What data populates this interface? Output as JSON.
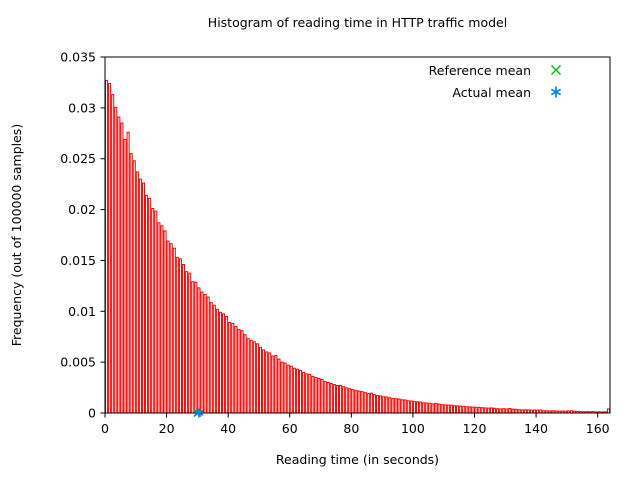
{
  "chart_data": {
    "type": "bar",
    "title": "Histogram of reading time in HTTP traffic model",
    "xlabel": "Reading time (in seconds)",
    "ylabel": "Frequency (out of 100000 samples)",
    "xlim": [
      0,
      164
    ],
    "ylim": [
      0,
      0.035
    ],
    "grid": false,
    "x_ticks": [
      0,
      20,
      40,
      60,
      80,
      100,
      120,
      140,
      160
    ],
    "x_tick_labels": [
      "0",
      "20",
      "40",
      "60",
      "80",
      "100",
      "120",
      "140",
      "160"
    ],
    "y_ticks": [
      0,
      0.005,
      0.01,
      0.015,
      0.02,
      0.025,
      0.03,
      0.035
    ],
    "y_tick_labels": [
      "0",
      "0.005",
      "0.01",
      "0.015",
      "0.02",
      "0.025",
      "0.03",
      "0.035"
    ],
    "bin_width": 1,
    "bar_color": "#ff0000",
    "bar_fill": "#ffffff",
    "axis_color": "#000000",
    "values": [
      0.0327,
      0.0324,
      0.0313,
      0.03005,
      0.0291,
      0.0285,
      0.0269,
      0.0276,
      0.0255,
      0.0248,
      0.0237,
      0.023,
      0.0226,
      0.0214,
      0.0211,
      0.0201,
      0.01985,
      0.0187,
      0.0184,
      0.0179,
      0.0169,
      0.01665,
      0.0162,
      0.0153,
      0.01515,
      0.0146,
      0.0139,
      0.01375,
      0.0129,
      0.01285,
      0.0123,
      0.0119,
      0.01165,
      0.0114,
      0.01085,
      0.0106,
      0.0102,
      0.0099,
      0.00975,
      0.0095,
      0.0089,
      0.0088,
      0.0085,
      0.0082,
      0.0081,
      0.0077,
      0.0073,
      0.00715,
      0.007,
      0.0068,
      0.00645,
      0.0062,
      0.006,
      0.0059,
      0.0056,
      0.00565,
      0.0053,
      0.005,
      0.0049,
      0.0047,
      0.0046,
      0.0044,
      0.0043,
      0.0042,
      0.004,
      0.00385,
      0.0038,
      0.0036,
      0.0035,
      0.0034,
      0.0033,
      0.0031,
      0.003,
      0.0029,
      0.0028,
      0.0027,
      0.00272,
      0.00258,
      0.00248,
      0.00238,
      0.0023,
      0.0022,
      0.00215,
      0.0021,
      0.002,
      0.0019,
      0.00195,
      0.0018,
      0.00172,
      0.00168,
      0.0016,
      0.00158,
      0.0015,
      0.00142,
      0.0014,
      0.00138,
      0.0013,
      0.00128,
      0.0012,
      0.00118,
      0.00112,
      0.0011,
      0.00108,
      0.001,
      0.00098,
      0.00096,
      0.0009,
      0.00095,
      0.00088,
      0.00082,
      0.0008,
      0.00078,
      0.00076,
      0.00072,
      0.0007,
      0.00068,
      0.00066,
      0.00062,
      0.0006,
      0.00058,
      0.00056,
      0.00055,
      0.00052,
      0.0005,
      0.00048,
      0.0005,
      0.00046,
      0.00042,
      0.0004,
      0.00042,
      0.0004,
      0.00044,
      0.00038,
      0.00036,
      0.00032,
      0.0003,
      0.00032,
      0.0003,
      0.00028,
      0.0003,
      0.00028,
      0.0003,
      0.00022,
      0.00022,
      0.0002,
      0.00022,
      0.0002,
      0.00018,
      0.0002,
      0.00018,
      0.0002,
      0.00022,
      0.00018,
      0.00016,
      0.00014,
      0.00012,
      0.00014,
      0.00012,
      0.00014,
      0.0001,
      0.00012,
      0.0001,
      0.00012,
      0.0004
    ],
    "markers": [
      {
        "name": "Reference mean",
        "x": 30,
        "y": 0,
        "type": "cross",
        "color": "#00c000"
      },
      {
        "name": "Actual mean",
        "x": 30.5,
        "y": 0,
        "type": "asterisk",
        "color": "#0080ff"
      }
    ],
    "legend": {
      "position": "top-right",
      "entries": [
        {
          "label": "Reference mean",
          "marker": "cross",
          "color": "#00c000"
        },
        {
          "label": "Actual mean",
          "marker": "asterisk",
          "color": "#0080ff"
        }
      ]
    }
  }
}
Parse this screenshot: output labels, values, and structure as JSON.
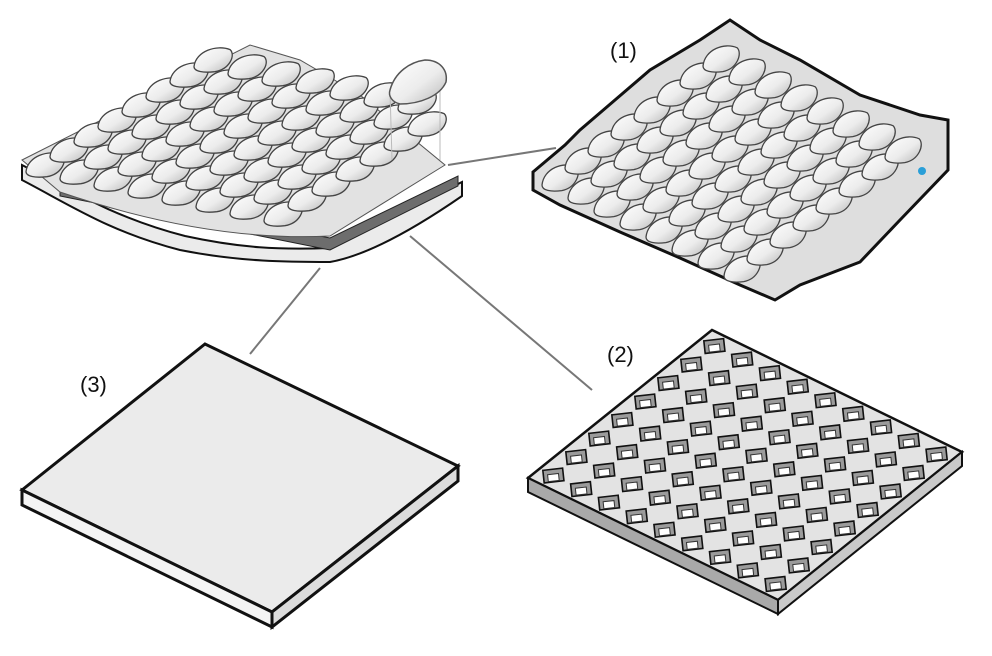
{
  "figure": {
    "labels": {
      "scales": "(1)",
      "grid": "(2)",
      "base": "(3)"
    },
    "colors": {
      "scale_light": "#f6f6f6",
      "scale_mid": "#d9d9d9",
      "scale_dark": "#9a9a9a",
      "grid_face": "#e3e3e3",
      "grid_side": "#a9a9a9",
      "base_top": "#ebebeb",
      "base_side": "#f4f4f4",
      "outline": "#111111",
      "connector": "#777777",
      "marker": "#2a9fd8"
    }
  }
}
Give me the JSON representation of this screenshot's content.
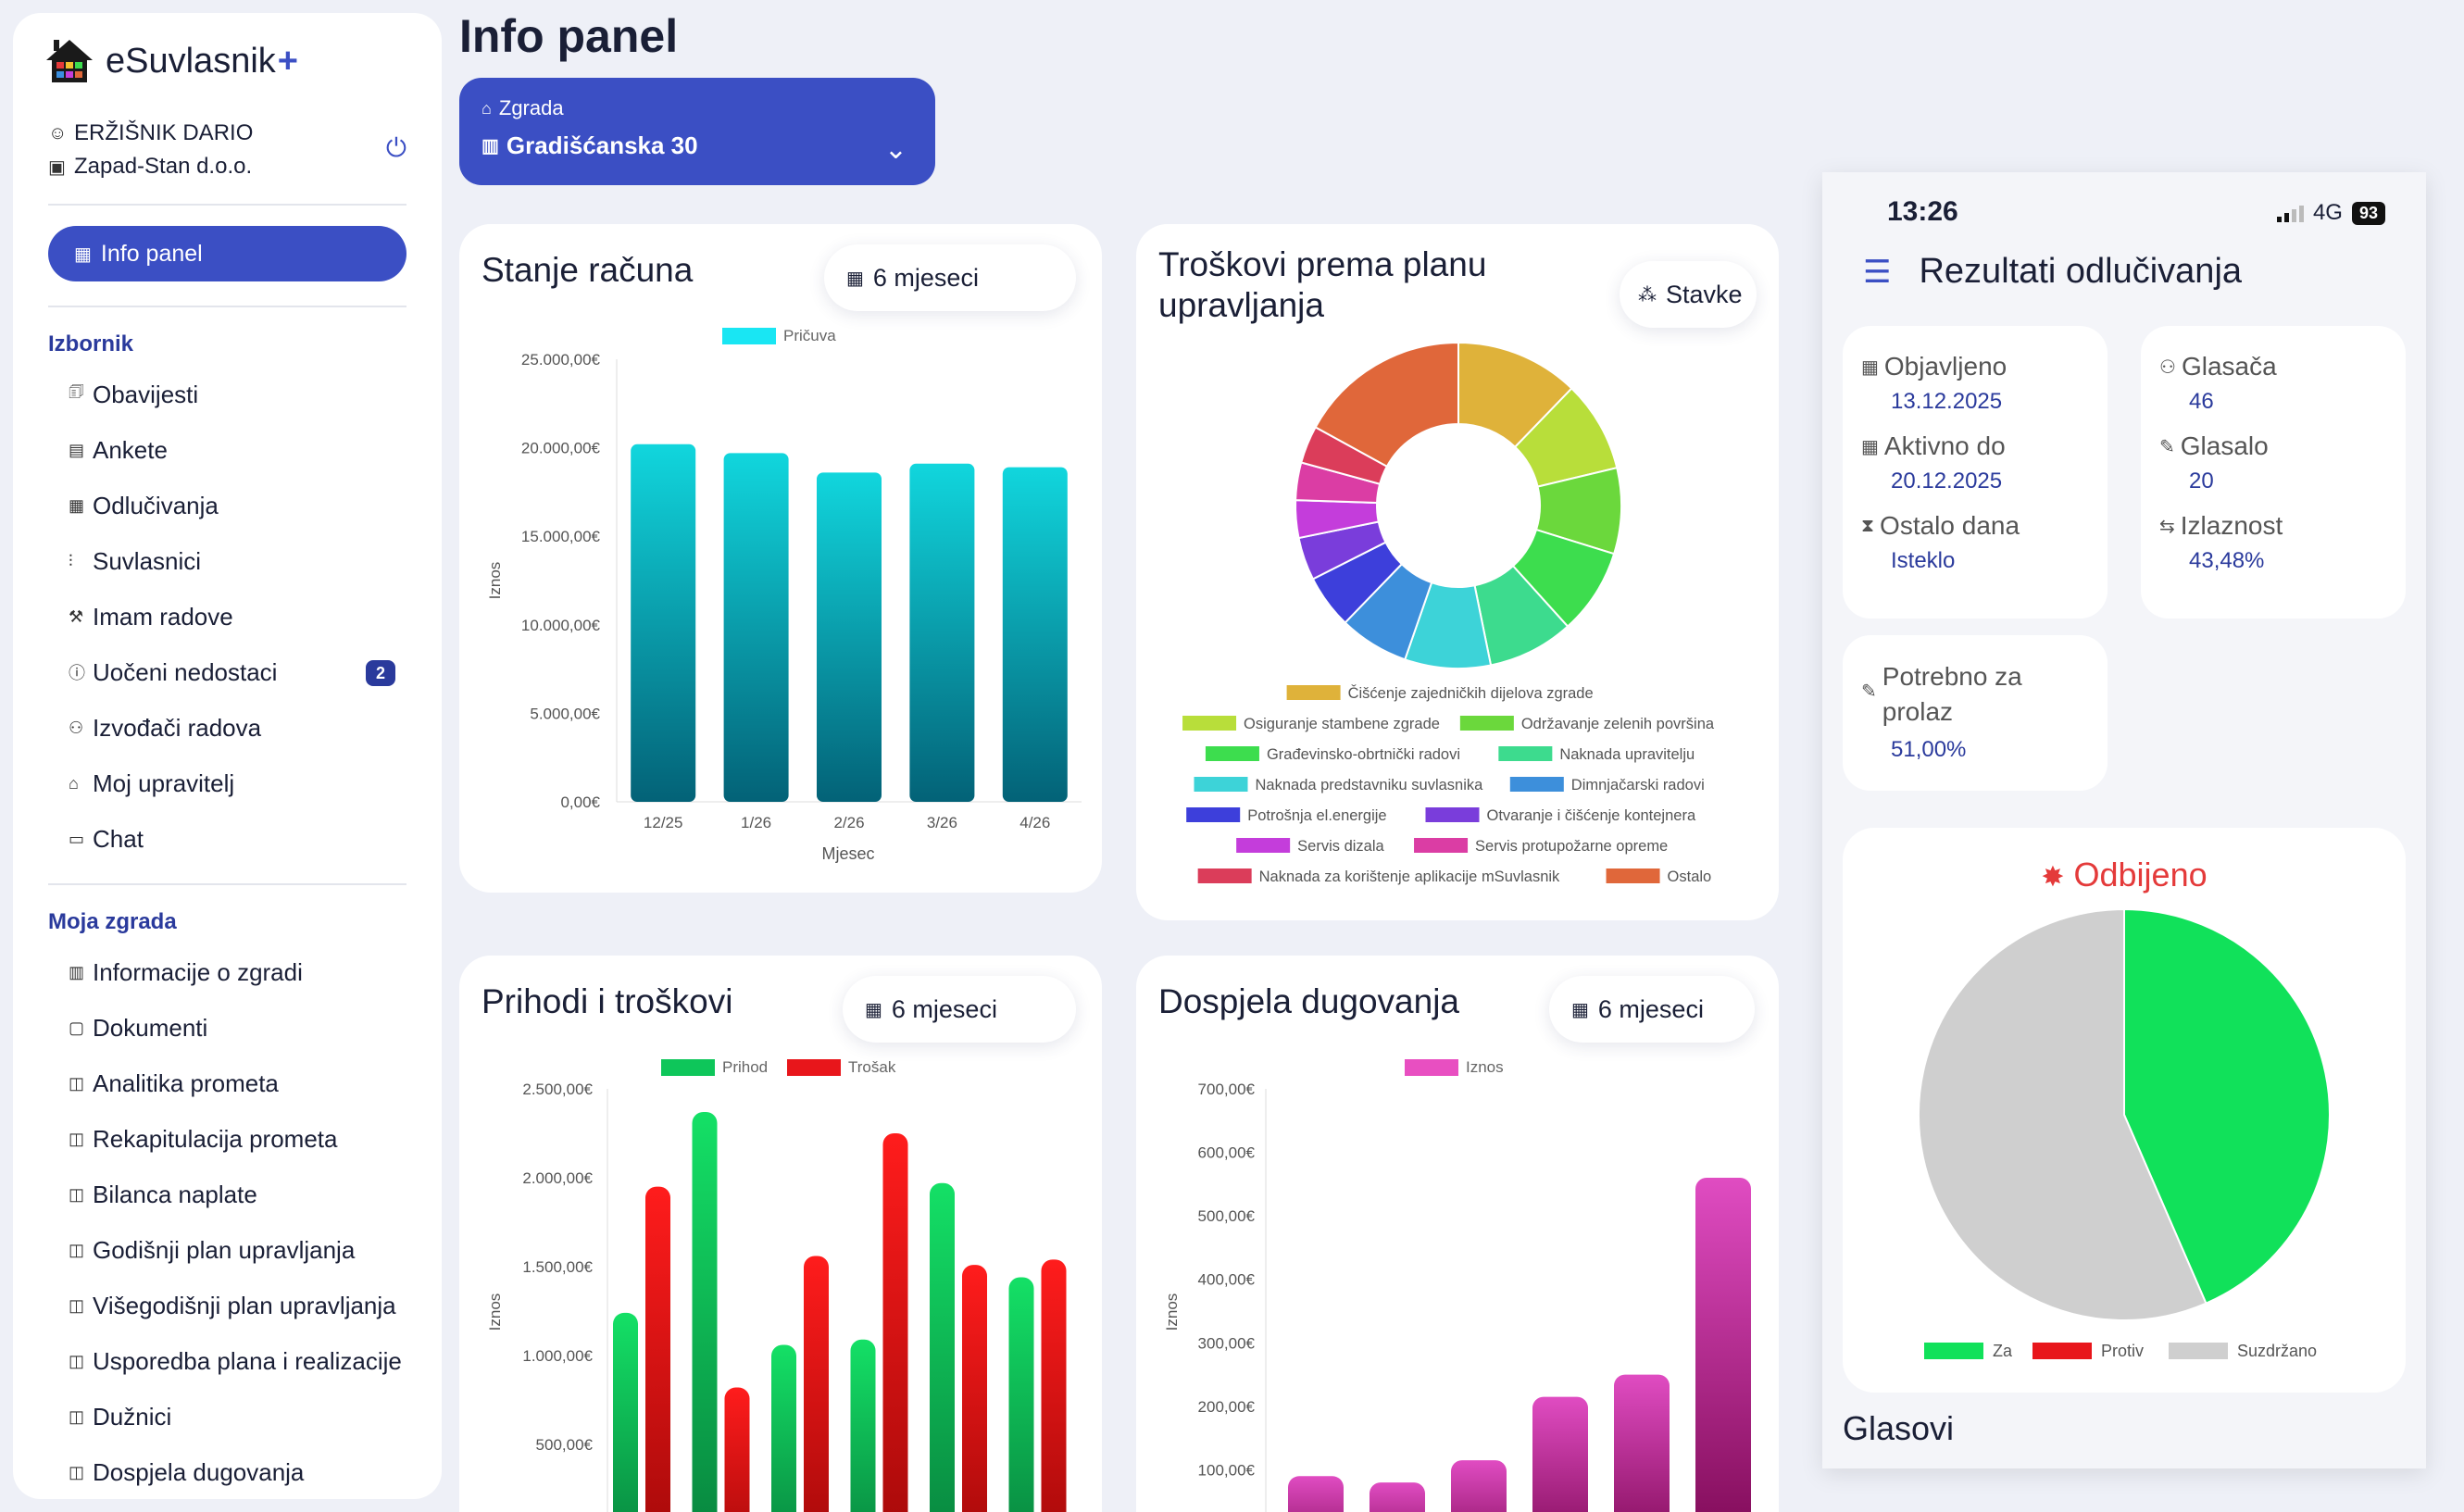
{
  "brand": {
    "name": "eSuvlasnik",
    "plus": "+"
  },
  "user": {
    "name": "ERŽIŠNIK DARIO",
    "company": "Zapad-Stan d.o.o."
  },
  "nav": {
    "active": "Info panel",
    "section1": "Izbornik",
    "items1": [
      {
        "icon": "🗊",
        "label": "Obavijesti"
      },
      {
        "icon": "▤",
        "label": "Ankete"
      },
      {
        "icon": "▦",
        "label": "Odlučivanja"
      },
      {
        "icon": "⫶",
        "label": "Suvlasnici"
      },
      {
        "icon": "⚒",
        "label": "Imam radove"
      },
      {
        "icon": "ⓘ",
        "label": "Uočeni nedostaci",
        "badge": "2"
      },
      {
        "icon": "⚇",
        "label": "Izvođači radova"
      },
      {
        "icon": "⌂",
        "label": "Moj upravitelj"
      },
      {
        "icon": "▭",
        "label": "Chat"
      }
    ],
    "section2": "Moja zgrada",
    "items2": [
      {
        "icon": "▥",
        "label": "Informacije o zgradi"
      },
      {
        "icon": "▢",
        "label": "Dokumenti"
      },
      {
        "icon": "◫",
        "label": "Analitika prometa"
      },
      {
        "icon": "◫",
        "label": "Rekapitulacija prometa"
      },
      {
        "icon": "◫",
        "label": "Bilanca naplate"
      },
      {
        "icon": "◫",
        "label": "Godišnji plan upravljanja"
      },
      {
        "icon": "◫",
        "label": "Višegodišnji plan upravljanja"
      },
      {
        "icon": "◫",
        "label": "Usporedba plana i realizacije"
      },
      {
        "icon": "◫",
        "label": "Dužnici"
      },
      {
        "icon": "◫",
        "label": "Dospjela dugovanja"
      }
    ]
  },
  "page": {
    "title": "Info panel"
  },
  "building": {
    "label": "Zgrada",
    "value": "Gradišćanska 30"
  },
  "colors": {
    "accent": "#3b4fc4",
    "accent_dark": "#2a3a9c",
    "rejected": "#e43a3a"
  },
  "cards": {
    "stanje": {
      "title": "Stanje računa",
      "period": "6 mjeseci"
    },
    "troskovi": {
      "title_line1": "Troškovi prema planu",
      "title_line2": "upravljanja",
      "button": "Stavke"
    },
    "prihodi": {
      "title": "Prihodi i troškovi",
      "period": "6 mjeseci"
    },
    "dugovanja": {
      "title": "Dospjela dugovanja",
      "period": "6 mjeseci"
    }
  },
  "chart_data": [
    {
      "type": "bar",
      "id": "stanje",
      "categories": [
        "12/25",
        "1/26",
        "2/26",
        "3/26",
        "4/26"
      ],
      "series": [
        {
          "name": "Pričuva",
          "values": [
            20200,
            19700,
            18600,
            19100,
            18900
          ]
        }
      ],
      "xlabel": "Mjesec",
      "ylabel": "Iznos",
      "yticks": [
        "0,00€",
        "5.000,00€",
        "10.000,00€",
        "15.000,00€",
        "20.000,00€",
        "25.000,00€"
      ],
      "ylim": [
        0,
        25000
      ]
    },
    {
      "type": "pie",
      "id": "troskovi",
      "donut": true,
      "slices": [
        {
          "name": "Čišćenje zajedničkih dijelova zgrade",
          "value": 11.5,
          "color": "#dfb23a"
        },
        {
          "name": "Osiguranje stambene zgrade",
          "value": 8.5,
          "color": "#b8de3a"
        },
        {
          "name": "Održavanje zelenih površina",
          "value": 8.0,
          "color": "#6bd83c"
        },
        {
          "name": "Građevinsko-obrtnički radovi",
          "value": 8.0,
          "color": "#3ddd4e"
        },
        {
          "name": "Naknada upravitelju",
          "value": 8.0,
          "color": "#3ddb8e"
        },
        {
          "name": "Naknada predstavniku suvlasnika",
          "value": 8.0,
          "color": "#3dd3d8"
        },
        {
          "name": "Dimnjačarski radovi",
          "value": 6.5,
          "color": "#3d8fdb"
        },
        {
          "name": "Potrošnja el.energije",
          "value": 5.0,
          "color": "#3d3fdb"
        },
        {
          "name": "Otvaranje i čišćenje kontejnera",
          "value": 4.0,
          "color": "#7a3ddb"
        },
        {
          "name": "Servis dizala",
          "value": 3.5,
          "color": "#c43ddb"
        },
        {
          "name": "Servis protupožarne opreme",
          "value": 3.5,
          "color": "#db3da4"
        },
        {
          "name": "Naknada za korištenje aplikacije mSuvlasnik",
          "value": 3.5,
          "color": "#db3d5a"
        },
        {
          "name": "Ostalo",
          "value": 16.0,
          "color": "#e0673a"
        }
      ]
    },
    {
      "type": "bar",
      "id": "prihodi",
      "categories": [
        "",
        "",
        "",
        "",
        "",
        ""
      ],
      "series": [
        {
          "name": "Prihod",
          "values": [
            1240,
            2370,
            1060,
            1090,
            1970,
            1440
          ],
          "color": "#0ec65a"
        },
        {
          "name": "Trošak",
          "values": [
            1950,
            820,
            1560,
            2250,
            1510,
            1540
          ],
          "color": "#e8161b"
        }
      ],
      "ylabel": "Iznos",
      "yticks": [
        "500,00€",
        "1.000,00€",
        "1.500,00€",
        "2.000,00€",
        "2.500,00€"
      ],
      "ylim": [
        0,
        2500
      ]
    },
    {
      "type": "bar",
      "id": "dugovanja",
      "categories": [
        "",
        "",
        "",
        "",
        "",
        ""
      ],
      "series": [
        {
          "name": "Iznos",
          "values": [
            90,
            80,
            115,
            215,
            250,
            560
          ],
          "color": "#e84fc1"
        }
      ],
      "ylabel": "Iznos",
      "yticks": [
        "100,00€",
        "200,00€",
        "300,00€",
        "400,00€",
        "500,00€",
        "600,00€",
        "700,00€"
      ],
      "ylim": [
        0,
        700
      ]
    },
    {
      "type": "pie",
      "id": "glasovi",
      "slices": [
        {
          "name": "Za",
          "value": 43.48,
          "color": "#11e15a"
        },
        {
          "name": "Protiv",
          "value": 0,
          "color": "#e8161b"
        },
        {
          "name": "Suzdržano",
          "value": 56.52,
          "color": "#cfcfcf"
        }
      ]
    }
  ],
  "phone": {
    "time": "13:26",
    "network": "4G",
    "battery": "93",
    "title": "Rezultati odlučivanja",
    "published_label": "Objavljeno",
    "published": "13.12.2025",
    "active_label": "Aktivno do",
    "active": "20.12.2025",
    "remaining_label": "Ostalo dana",
    "remaining": "Isteklo",
    "voters_label": "Glasača",
    "voters": "46",
    "voted_label": "Glasalo",
    "voted": "20",
    "turnout_label": "Izlaznost",
    "turnout": "43,48%",
    "required_label": "Potrebno za prolaz",
    "required": "51,00%",
    "result": "Odbijeno",
    "votes_heading": "Glasovi"
  }
}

# # # # # # #

§ **DIRECTION**
Show, from the material above, each line that includes the string "dugovanja".

§ **COMPLETED TASK**
        "label": "Dospjela dugovanja"
    "dugovanja": {
      "title": "Dospjela dugovanja",
      "id": "dugovanja",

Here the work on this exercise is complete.